Start of Supplied records
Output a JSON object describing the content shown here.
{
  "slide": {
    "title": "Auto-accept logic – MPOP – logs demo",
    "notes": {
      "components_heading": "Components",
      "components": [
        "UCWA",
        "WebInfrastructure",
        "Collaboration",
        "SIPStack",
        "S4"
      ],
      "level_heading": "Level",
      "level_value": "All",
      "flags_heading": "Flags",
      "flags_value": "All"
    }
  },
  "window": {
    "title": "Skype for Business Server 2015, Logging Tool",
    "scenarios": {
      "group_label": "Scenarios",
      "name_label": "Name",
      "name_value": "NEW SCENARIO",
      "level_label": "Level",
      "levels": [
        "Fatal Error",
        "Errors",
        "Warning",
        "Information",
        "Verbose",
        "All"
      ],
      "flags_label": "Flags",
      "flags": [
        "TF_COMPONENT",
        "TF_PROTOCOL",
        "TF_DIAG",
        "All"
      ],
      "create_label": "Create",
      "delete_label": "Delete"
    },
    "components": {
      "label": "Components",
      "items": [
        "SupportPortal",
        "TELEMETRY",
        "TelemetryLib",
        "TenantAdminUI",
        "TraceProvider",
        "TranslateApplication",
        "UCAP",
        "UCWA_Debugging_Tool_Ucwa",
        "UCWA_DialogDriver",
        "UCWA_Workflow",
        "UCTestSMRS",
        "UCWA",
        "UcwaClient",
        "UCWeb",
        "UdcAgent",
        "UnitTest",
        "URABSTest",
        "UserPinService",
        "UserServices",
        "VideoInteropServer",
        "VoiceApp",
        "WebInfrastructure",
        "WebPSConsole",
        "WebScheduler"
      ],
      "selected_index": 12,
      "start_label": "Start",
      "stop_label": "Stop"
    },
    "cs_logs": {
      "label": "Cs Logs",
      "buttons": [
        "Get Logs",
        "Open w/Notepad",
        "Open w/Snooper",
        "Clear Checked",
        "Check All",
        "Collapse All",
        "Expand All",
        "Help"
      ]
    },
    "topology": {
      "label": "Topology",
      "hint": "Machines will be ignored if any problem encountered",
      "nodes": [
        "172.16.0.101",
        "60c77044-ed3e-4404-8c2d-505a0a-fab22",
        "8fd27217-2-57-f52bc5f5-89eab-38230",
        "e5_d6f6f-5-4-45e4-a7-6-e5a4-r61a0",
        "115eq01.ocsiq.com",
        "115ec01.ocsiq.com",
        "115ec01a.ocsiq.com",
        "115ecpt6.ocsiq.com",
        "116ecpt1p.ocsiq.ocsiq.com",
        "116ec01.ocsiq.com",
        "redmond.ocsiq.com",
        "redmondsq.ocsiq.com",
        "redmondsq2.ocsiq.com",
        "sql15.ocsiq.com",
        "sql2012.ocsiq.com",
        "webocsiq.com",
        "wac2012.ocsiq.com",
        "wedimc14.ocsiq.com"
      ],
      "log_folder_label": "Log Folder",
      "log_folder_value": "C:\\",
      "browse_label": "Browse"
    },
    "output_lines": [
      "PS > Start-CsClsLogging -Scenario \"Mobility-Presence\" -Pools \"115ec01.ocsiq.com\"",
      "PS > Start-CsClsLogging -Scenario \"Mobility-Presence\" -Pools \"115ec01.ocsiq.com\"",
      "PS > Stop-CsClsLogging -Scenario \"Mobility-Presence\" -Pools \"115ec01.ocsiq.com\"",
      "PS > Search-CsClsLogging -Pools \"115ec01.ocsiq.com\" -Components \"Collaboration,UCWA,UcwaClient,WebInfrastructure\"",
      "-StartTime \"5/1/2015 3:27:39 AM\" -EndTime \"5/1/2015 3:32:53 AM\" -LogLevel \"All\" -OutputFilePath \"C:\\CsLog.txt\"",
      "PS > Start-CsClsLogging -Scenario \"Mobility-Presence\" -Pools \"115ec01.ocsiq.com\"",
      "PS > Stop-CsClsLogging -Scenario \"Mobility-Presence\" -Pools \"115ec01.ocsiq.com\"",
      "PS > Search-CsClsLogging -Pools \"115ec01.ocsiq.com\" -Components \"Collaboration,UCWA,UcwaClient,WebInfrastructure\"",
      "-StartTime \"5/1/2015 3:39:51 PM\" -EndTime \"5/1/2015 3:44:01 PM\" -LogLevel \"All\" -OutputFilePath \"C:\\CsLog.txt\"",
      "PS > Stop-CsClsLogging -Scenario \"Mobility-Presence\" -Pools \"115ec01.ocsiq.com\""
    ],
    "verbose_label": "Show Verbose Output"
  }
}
End of Supplied records
| What you have to do |
Reproduce the material above without altering a single character.

| Worked solution |
Output a JSON object describing the content shown here.
{
  "slide": {
    "title": "Auto-accept logic – MPOP – logs demo",
    "notes": {
      "components_heading": "Components",
      "components": [
        "UCWA",
        "WebInfrastructure",
        "Collaboration",
        "SIPStack",
        "S4"
      ],
      "level_heading": "Level",
      "level_value": "All",
      "flags_heading": "Flags",
      "flags_value": "All"
    }
  },
  "window": {
    "title": "Skype for Business Server 2015, Logging Tool",
    "scenarios": {
      "group_label": "Scenarios",
      "name_label": "Name",
      "name_value": "NEW SCENARIO",
      "level_label": "Level",
      "levels": [
        "Fatal Error",
        "Errors",
        "Warning",
        "Information",
        "Verbose",
        "All"
      ],
      "flags_label": "Flags",
      "flags": [
        "TF_COMPONENT",
        "TF_PROTOCOL",
        "TF_DIAG",
        "All"
      ],
      "create_label": "Create",
      "delete_label": "Delete"
    },
    "components": {
      "label": "Components",
      "items": [
        "SupportPortal",
        "TELEMETRY",
        "TelemetryLib",
        "TenantAdminUI",
        "TraceProvider",
        "TranslateApplication",
        "UCAP",
        "UCWA_Debugging_Tool_Ucwa",
        "UCWA_DialogDriver",
        "UCWA_Workflow",
        "UCTestSMRS",
        "UCWA",
        "UcwaClient",
        "UCWeb",
        "UdcAgent",
        "UnitTest",
        "URABSTest",
        "UserPinService",
        "UserServices",
        "VideoInteropServer",
        "VoiceApp",
        "WebInfrastructure",
        "WebPSConsole",
        "WebScheduler"
      ],
      "selected_index": 12,
      "start_label": "Start",
      "stop_label": "Stop"
    },
    "cs_logs": {
      "label": "Cs Logs",
      "buttons": [
        "Get Logs",
        "Open w/Notepad",
        "Open w/Snooper",
        "Clear Checked",
        "Check All",
        "Collapse All",
        "Expand All",
        "Help"
      ]
    },
    "topology": {
      "label": "Topology",
      "hint": "Machines will be ignored if any problem encountered",
      "nodes": [
        "172.16.0.101",
        "60c77044-ed3e-4404-8c2d-505a0a-fab22",
        "8fd27217-2-57-f52bc5f5-89eab-38230",
        "e5_d6f6f-5-4-45e4-a7-6-e5a4-r61a0",
        "115eq01.ocsiq.com",
        "115ec01.ocsiq.com",
        "115ec01a.ocsiq.com",
        "115ecpt6.ocsiq.com",
        "116ecpt1p.ocsiq.ocsiq.com",
        "116ec01.ocsiq.com",
        "redmond.ocsiq.com",
        "redmondsq.ocsiq.com",
        "redmondsq2.ocsiq.com",
        "sql15.ocsiq.com",
        "sql2012.ocsiq.com",
        "webocsiq.com",
        "wac2012.ocsiq.com",
        "wedimc14.ocsiq.com"
      ],
      "log_folder_label": "Log Folder",
      "log_folder_value": "C:\\",
      "browse_label": "Browse"
    },
    "output_lines": [
      "PS > Start-CsClsLogging -Scenario \"Mobility-Presence\" -Pools \"115ec01.ocsiq.com\"",
      "PS > Start-CsClsLogging -Scenario \"Mobility-Presence\" -Pools \"115ec01.ocsiq.com\"",
      "PS > Stop-CsClsLogging -Scenario \"Mobility-Presence\" -Pools \"115ec01.ocsiq.com\"",
      "PS > Search-CsClsLogging -Pools \"115ec01.ocsiq.com\" -Components \"Collaboration,UCWA,UcwaClient,WebInfrastructure\"",
      "-StartTime \"5/1/2015 3:27:39 AM\" -EndTime \"5/1/2015 3:32:53 AM\" -LogLevel \"All\" -OutputFilePath \"C:\\CsLog.txt\"",
      "PS > Start-CsClsLogging -Scenario \"Mobility-Presence\" -Pools \"115ec01.ocsiq.com\"",
      "PS > Stop-CsClsLogging -Scenario \"Mobility-Presence\" -Pools \"115ec01.ocsiq.com\"",
      "PS > Search-CsClsLogging -Pools \"115ec01.ocsiq.com\" -Components \"Collaboration,UCWA,UcwaClient,WebInfrastructure\"",
      "-StartTime \"5/1/2015 3:39:51 PM\" -EndTime \"5/1/2015 3:44:01 PM\" -LogLevel \"All\" -OutputFilePath \"C:\\CsLog.txt\"",
      "PS > Stop-CsClsLogging -Scenario \"Mobility-Presence\" -Pools \"115ec01.ocsiq.com\""
    ],
    "verbose_label": "Show Verbose Output"
  }
}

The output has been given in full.